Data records
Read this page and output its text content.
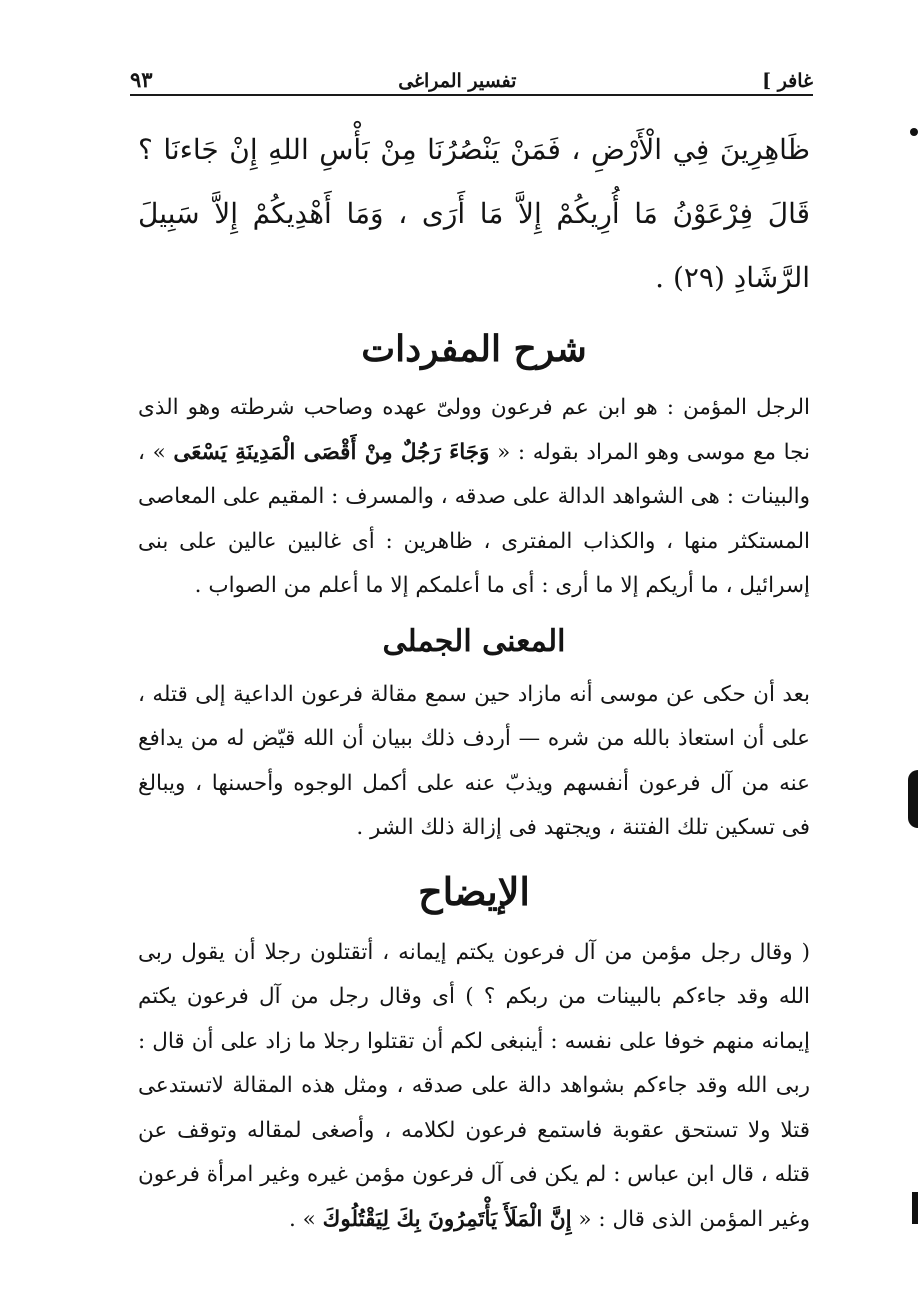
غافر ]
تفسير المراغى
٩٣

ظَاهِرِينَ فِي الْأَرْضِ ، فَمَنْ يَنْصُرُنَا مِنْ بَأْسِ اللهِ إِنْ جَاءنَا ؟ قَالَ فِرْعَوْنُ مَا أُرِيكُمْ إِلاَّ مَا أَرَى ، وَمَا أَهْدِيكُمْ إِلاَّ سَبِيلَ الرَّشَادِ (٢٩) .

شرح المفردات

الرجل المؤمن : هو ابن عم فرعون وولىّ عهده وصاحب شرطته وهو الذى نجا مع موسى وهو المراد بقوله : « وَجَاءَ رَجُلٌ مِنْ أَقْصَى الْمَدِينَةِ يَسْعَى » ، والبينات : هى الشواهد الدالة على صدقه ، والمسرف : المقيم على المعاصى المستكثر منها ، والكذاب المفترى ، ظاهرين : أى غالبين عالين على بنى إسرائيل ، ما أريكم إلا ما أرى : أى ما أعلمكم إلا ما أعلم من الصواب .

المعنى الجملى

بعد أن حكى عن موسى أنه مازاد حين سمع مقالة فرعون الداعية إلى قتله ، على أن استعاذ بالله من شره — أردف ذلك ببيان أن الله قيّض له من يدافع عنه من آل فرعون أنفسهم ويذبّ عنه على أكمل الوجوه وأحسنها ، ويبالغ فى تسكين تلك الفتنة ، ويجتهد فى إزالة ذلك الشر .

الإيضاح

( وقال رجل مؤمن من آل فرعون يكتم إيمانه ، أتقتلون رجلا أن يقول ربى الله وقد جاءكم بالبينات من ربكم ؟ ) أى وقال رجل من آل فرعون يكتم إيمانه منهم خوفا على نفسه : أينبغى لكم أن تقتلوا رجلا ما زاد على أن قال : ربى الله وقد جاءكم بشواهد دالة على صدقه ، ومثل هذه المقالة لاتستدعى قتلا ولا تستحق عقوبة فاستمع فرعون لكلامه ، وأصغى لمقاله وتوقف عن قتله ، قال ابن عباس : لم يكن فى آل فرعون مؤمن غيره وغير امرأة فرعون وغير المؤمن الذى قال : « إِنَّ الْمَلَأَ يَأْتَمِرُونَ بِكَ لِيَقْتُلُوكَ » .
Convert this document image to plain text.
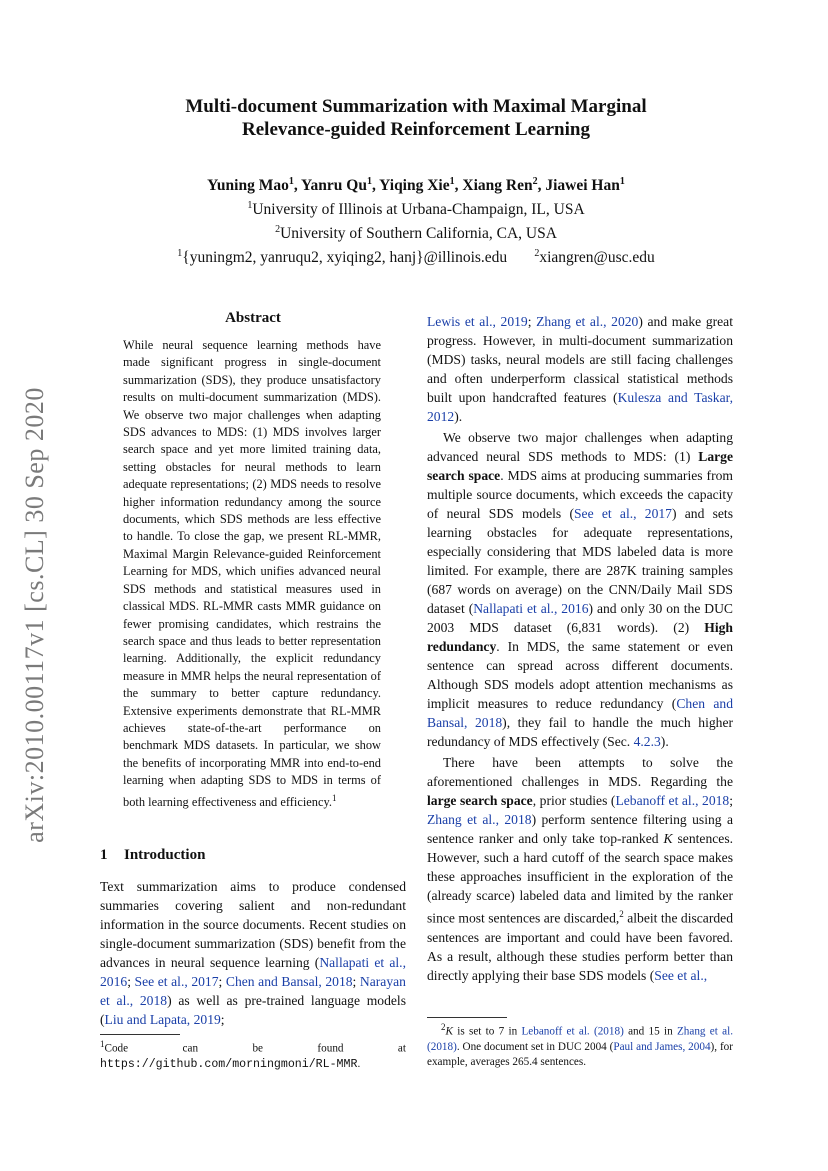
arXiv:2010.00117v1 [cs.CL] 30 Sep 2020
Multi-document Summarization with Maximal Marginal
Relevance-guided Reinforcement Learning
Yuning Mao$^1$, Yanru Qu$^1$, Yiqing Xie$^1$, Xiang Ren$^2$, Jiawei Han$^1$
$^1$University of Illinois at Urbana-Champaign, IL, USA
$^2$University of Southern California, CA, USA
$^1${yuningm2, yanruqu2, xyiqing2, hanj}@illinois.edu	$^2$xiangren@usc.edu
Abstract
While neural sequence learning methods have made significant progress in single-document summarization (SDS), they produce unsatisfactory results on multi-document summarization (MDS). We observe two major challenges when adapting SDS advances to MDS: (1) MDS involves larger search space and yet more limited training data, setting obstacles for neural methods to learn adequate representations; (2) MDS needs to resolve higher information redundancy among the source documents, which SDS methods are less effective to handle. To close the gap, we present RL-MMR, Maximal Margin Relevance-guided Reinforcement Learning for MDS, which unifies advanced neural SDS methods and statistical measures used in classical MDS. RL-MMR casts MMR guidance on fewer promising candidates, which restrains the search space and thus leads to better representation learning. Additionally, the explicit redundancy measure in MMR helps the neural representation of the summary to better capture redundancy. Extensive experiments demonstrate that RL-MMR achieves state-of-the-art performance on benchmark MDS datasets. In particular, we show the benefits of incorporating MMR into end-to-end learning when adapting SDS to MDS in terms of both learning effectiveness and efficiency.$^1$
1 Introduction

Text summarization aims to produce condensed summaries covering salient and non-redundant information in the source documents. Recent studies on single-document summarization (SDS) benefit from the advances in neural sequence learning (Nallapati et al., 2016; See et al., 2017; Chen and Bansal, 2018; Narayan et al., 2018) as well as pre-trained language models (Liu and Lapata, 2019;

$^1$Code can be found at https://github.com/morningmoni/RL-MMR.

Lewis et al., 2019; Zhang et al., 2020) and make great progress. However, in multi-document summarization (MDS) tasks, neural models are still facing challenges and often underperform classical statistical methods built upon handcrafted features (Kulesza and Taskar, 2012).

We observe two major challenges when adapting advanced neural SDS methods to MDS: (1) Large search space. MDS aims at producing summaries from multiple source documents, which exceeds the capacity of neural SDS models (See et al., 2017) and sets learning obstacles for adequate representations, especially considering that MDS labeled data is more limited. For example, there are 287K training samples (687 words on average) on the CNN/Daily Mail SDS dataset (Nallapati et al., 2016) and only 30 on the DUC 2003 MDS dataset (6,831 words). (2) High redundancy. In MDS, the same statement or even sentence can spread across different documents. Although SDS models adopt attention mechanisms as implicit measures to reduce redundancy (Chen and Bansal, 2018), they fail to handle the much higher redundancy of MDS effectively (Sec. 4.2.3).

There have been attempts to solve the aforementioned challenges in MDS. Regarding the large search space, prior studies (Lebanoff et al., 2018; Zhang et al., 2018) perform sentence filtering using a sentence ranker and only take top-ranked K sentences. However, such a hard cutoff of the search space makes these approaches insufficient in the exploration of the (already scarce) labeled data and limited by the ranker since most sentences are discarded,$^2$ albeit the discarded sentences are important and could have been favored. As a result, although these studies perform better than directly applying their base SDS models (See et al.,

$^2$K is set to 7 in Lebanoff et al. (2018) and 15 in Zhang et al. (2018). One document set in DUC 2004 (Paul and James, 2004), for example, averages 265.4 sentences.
...
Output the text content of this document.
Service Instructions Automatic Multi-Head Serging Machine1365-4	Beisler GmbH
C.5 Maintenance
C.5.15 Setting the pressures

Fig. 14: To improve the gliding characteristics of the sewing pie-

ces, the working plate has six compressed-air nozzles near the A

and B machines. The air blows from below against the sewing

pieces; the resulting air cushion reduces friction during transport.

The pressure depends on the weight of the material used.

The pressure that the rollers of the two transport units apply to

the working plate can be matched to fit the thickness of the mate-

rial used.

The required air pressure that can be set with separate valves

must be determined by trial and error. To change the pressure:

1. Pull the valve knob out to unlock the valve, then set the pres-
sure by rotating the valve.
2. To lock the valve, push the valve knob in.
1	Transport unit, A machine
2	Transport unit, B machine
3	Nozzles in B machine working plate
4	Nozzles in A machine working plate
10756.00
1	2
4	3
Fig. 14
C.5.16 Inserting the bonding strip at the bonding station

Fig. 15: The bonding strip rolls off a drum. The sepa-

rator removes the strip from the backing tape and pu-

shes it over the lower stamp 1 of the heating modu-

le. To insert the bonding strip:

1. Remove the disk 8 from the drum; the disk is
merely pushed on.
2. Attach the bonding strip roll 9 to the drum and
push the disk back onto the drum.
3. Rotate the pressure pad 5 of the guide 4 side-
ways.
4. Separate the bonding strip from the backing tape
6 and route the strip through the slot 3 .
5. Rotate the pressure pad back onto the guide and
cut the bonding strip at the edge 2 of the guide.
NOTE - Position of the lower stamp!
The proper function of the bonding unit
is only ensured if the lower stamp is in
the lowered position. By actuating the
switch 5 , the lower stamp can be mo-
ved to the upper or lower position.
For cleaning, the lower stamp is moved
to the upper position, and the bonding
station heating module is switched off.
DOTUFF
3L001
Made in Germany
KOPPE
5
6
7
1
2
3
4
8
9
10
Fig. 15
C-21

* [Written instruction]: Show each line of the data that contains the string "example".

* [Result]:
We observe two major challenges when adapting advanced neural SDS methods to MDS: (1) Large search space. MDS aims at producing summaries from multiple source documents, which exceeds the capacity of neural SDS models (See et al., 2017) and sets learning obstacles for adequate representations, especially considering that MDS labeled data is more limited. For example, there are 287K training samples (687 words on average) on the CNN/Daily Mail SDS dataset (Nallapati et al., 2016) and only 30 on the DUC 2003 MDS dataset (6,831 words). (2) High redundancy. In MDS, the same statement or even sentence can spread across different documents. Although SDS models adopt attention mechanisms as implicit measures to reduce redundancy (Chen and Bansal, 2018), they fail to handle the much higher redundancy of MDS effectively (Sec. 4.2.3).
$^2$K is set to 7 in Lebanoff et al. (2018) and 15 in Zhang et al. (2018). One document set in DUC 2004 (Paul and James, 2004), for example, averages 265.4 sentences.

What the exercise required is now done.